§ Document text
In this notebook I am going to extract AirBnB data: http://insideairbnb.com/get-the-data.html. Transform it into a pandas DataFrame and store it in an SQLite Database. 

In [24]:
# Imports
import sqlite3
import numpy as np
import pandas as pd

In [29]:
def transform_listings_data(df):
    
    # Drop variables with all there values missing
    df.dropna(axis=1, how='all', inplace=True)
    
    # Drop columns 
    df.drop(columns=['id', 'host_id', 'host_name', 'listing_url', 'last_scraped'], inplace=True)
    
    # Drop variables that are the same for every listing
    for col in df:
        if df[col].value_counts().shape[0] == 1:
            df.drop(columns=col, inplace=True)

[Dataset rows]
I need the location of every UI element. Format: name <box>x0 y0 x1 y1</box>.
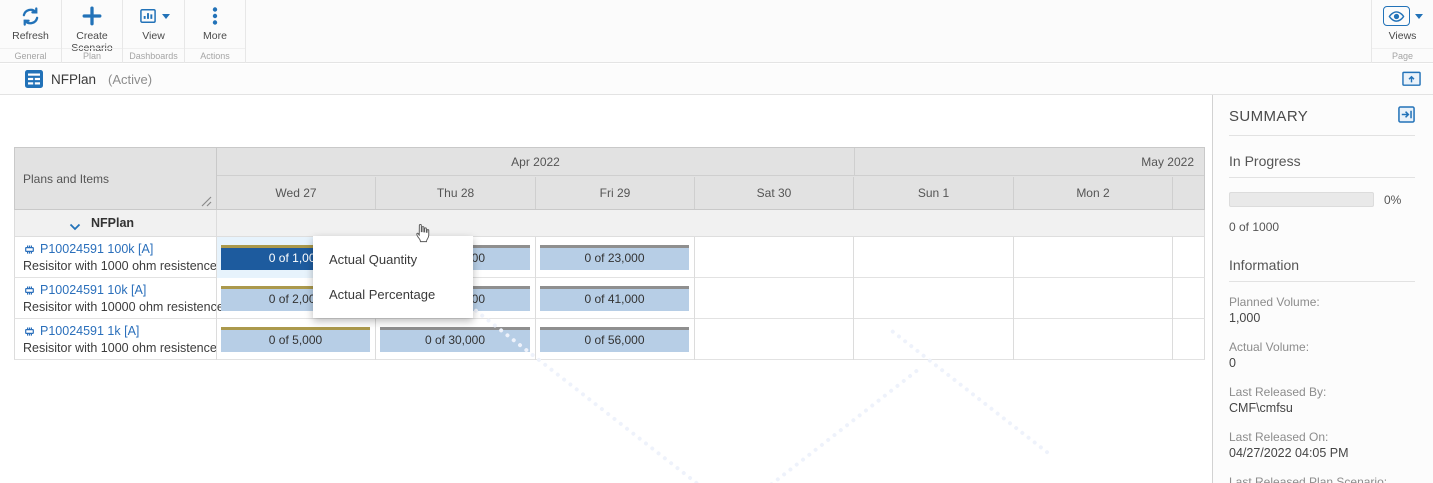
view-button[interactable]: View <box>123 0 184 42</box>
info-item: Last Released By: CMF\cmfsu <box>1229 384 1415 417</box>
plan-cell-bar[interactable]: 0 of 30,000 <box>380 327 530 352</box>
menu-item-actual-percentage[interactable]: Actual Percentage <box>313 277 473 312</box>
toolbar-group-dashboards: View Dashboards <box>123 0 184 63</box>
view-mode-dropdown-menu: Actual Quantity Actual Percentage <box>313 236 473 318</box>
info-value: 1,000 <box>1229 311 1261 325</box>
views-label: Views <box>1388 30 1417 42</box>
chevron-down-icon <box>161 13 170 19</box>
grid-header: Plans and Items Apr 2022 May 2022 Wed 27… <box>14 147 1205 210</box>
collapse-panel-icon[interactable] <box>1402 71 1421 90</box>
create-scenario-button[interactable]: Create Scenario <box>62 0 122 54</box>
divider <box>245 0 246 63</box>
progress-percent: 0% <box>1384 192 1402 207</box>
menu-item-actual-quantity[interactable]: Actual Quantity <box>313 242 473 277</box>
info-value: 04/27/2022 04:05 PM <box>1229 446 1349 460</box>
plan-title: NFPlan <box>51 72 97 87</box>
refresh-icon <box>20 4 41 28</box>
bar-chart-icon <box>138 4 170 28</box>
day-header[interactable]: Sat 30 <box>695 177 854 209</box>
watermark <box>680 368 920 483</box>
toolbar-group-page: Views Page <box>1372 0 1433 63</box>
plans-items-column-header[interactable]: Plans and Items <box>15 148 217 209</box>
plan-icon <box>25 70 43 91</box>
chevron-down-icon <box>1414 13 1423 19</box>
refresh-label: Refresh <box>12 30 49 42</box>
progress-caption: 0 of 1000 <box>1229 220 1280 234</box>
group-label-plan: Plan <box>62 48 122 61</box>
info-label: Last Released On: <box>1229 430 1329 444</box>
info-label: Last Released Plan Scenario: <box>1229 475 1388 483</box>
summary-panel: SUMMARY In Progress 0% 0 of 1000 Informa… <box>1212 95 1433 483</box>
plus-icon <box>81 4 103 28</box>
group-label-general: General <box>0 48 61 61</box>
chevron-down-icon[interactable] <box>69 220 81 234</box>
item-description: Resisitor with 10000 ohm resistence <box>23 300 224 314</box>
summary-title: SUMMARY <box>1229 107 1309 125</box>
plan-cell-bar[interactable]: 0 of 56,000 <box>540 327 689 352</box>
toolbar-group-actions: More Actions <box>185 0 245 63</box>
column-resize-handle[interactable] <box>201 196 212 210</box>
info-value: CMF\cmfsu <box>1229 401 1293 415</box>
month-header-may: May 2022 <box>854 148 1204 176</box>
grid-line <box>535 237 536 360</box>
info-label: Actual Volume: <box>1229 340 1310 354</box>
info-item: Planned Volume: 1,000 <box>1229 294 1415 327</box>
item-link[interactable]: P10024591 100k [A] <box>23 242 153 256</box>
information-heading: Information <box>1229 257 1415 282</box>
collapse-summary-icon[interactable] <box>1398 106 1415 126</box>
grid-line <box>216 210 217 360</box>
info-item: Actual Volume: 0 <box>1229 339 1415 372</box>
plan-cell-bar[interactable]: 0 of 5,000 <box>221 327 370 352</box>
day-header[interactable]: Thu 28 <box>376 177 536 209</box>
progress-bar <box>1229 192 1374 207</box>
toolbar: Refresh General Create Scenario Plan Vie… <box>0 0 1433 63</box>
ellipsis-icon <box>206 4 224 28</box>
more-label: More <box>203 30 227 42</box>
day-header[interactable]: Mon 2 <box>1014 177 1173 209</box>
more-button[interactable]: More <box>185 0 245 42</box>
item-link[interactable]: P10024591 1k [A] <box>23 324 139 338</box>
item-link-label: P10024591 100k [A] <box>40 242 154 256</box>
item-link-label: P10024591 1k [A] <box>40 324 140 338</box>
plans-items-header-label: Plans and Items <box>23 171 110 186</box>
info-item: Last Released Plan Scenario: PlanScenari… <box>1229 474 1415 483</box>
day-header[interactable]: Fri 29 <box>536 177 695 209</box>
plan-cell-bar[interactable]: 0 of 41,000 <box>540 286 689 311</box>
group-label-page: Page <box>1372 48 1433 61</box>
group-label-dashboards: Dashboards <box>123 48 184 61</box>
refresh-button[interactable]: Refresh <box>0 0 61 42</box>
info-item: Last Released On: 04/27/2022 04:05 PM <box>1229 429 1415 462</box>
views-button[interactable]: Views <box>1372 0 1433 42</box>
eye-icon <box>1382 6 1410 26</box>
view-label: View <box>142 30 165 42</box>
grid-line <box>853 237 854 360</box>
group-label-actions: Actions <box>185 48 245 61</box>
plan-cell-bar[interactable]: 0 of 23,000 <box>540 245 689 270</box>
grid-line <box>694 237 695 360</box>
in-progress-heading: In Progress <box>1229 153 1415 178</box>
item-link[interactable]: P10024591 10k [A] <box>23 283 146 297</box>
plan-grid: Plans and Items Apr 2022 May 2022 Wed 27… <box>14 147 1205 360</box>
toolbar-group-general: Refresh General <box>0 0 61 63</box>
plan-title-bar: NFPlan (Active) <box>0 64 1433 95</box>
grid-line <box>1013 237 1014 360</box>
day-header[interactable]: Wed 27 <box>217 177 376 209</box>
info-label: Last Released By: <box>1229 385 1327 399</box>
item-link-label: P10024591 10k [A] <box>40 283 147 297</box>
plan-group-label: NFPlan <box>91 216 135 230</box>
info-value: 0 <box>1229 356 1236 370</box>
info-label: Planned Volume: <box>1229 295 1320 309</box>
day-header[interactable]: Sun 1 <box>854 177 1014 209</box>
grid-line <box>1172 237 1173 360</box>
item-description: Resisitor with 1000 ohm resistence <box>23 341 217 355</box>
item-description: Resisitor with 1000 ohm resistence <box>23 259 217 273</box>
toolbar-group-plan: Create Scenario Plan <box>62 0 122 63</box>
month-header-apr: Apr 2022 <box>217 148 854 176</box>
plan-status: (Active) <box>108 72 153 87</box>
plan-group-row[interactable]: NFPlan <box>14 210 1205 237</box>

§ Task brief
Continue the AirBnB data notebook from its last line.

§ Task result
    # Transform money columns from string:'$1,500.00'to float 1500.0
    money_cols = ['price', 'cleaning_fee', 'security_deposit']
    for col in money_cols:
        df[col] = df[col].dropna().apply(lambda p: float(p[1:].replace(",", "")))
    
    # Which ammenities to check for
    amenities = ["Doorman", "Gym", "Pool", "Wheelchair Accessible", "Fireplace", "AC",
                 "Washer/Dryer", "TV", "Breakfast", "Dog(s)", "Cat(s)", "24-Hour Check-in","Hot tub"]
    
    # Check to see if the listing offers these ammenities
    amenity_arr = np.array([df['amenities'].map(lambda amns: amn in amns) for amn in amenities])
    
    df = pd.concat([df, pd.DataFrame(data=amenity_arr.T, columns=amenities)], axis=1)
    

    return df

In [30]:
def load_listings_data(df, replace=True):
    
    conn = sqlite3.connect('data/airbnb.db')
    
    if replace:
        df.to_sql('listings', con = conn, if_exists='replace', index=False)
    else:
        df.to_sql('listings', con = conn, if_exists='append', index=False)
    conn.commit()
    conn.close()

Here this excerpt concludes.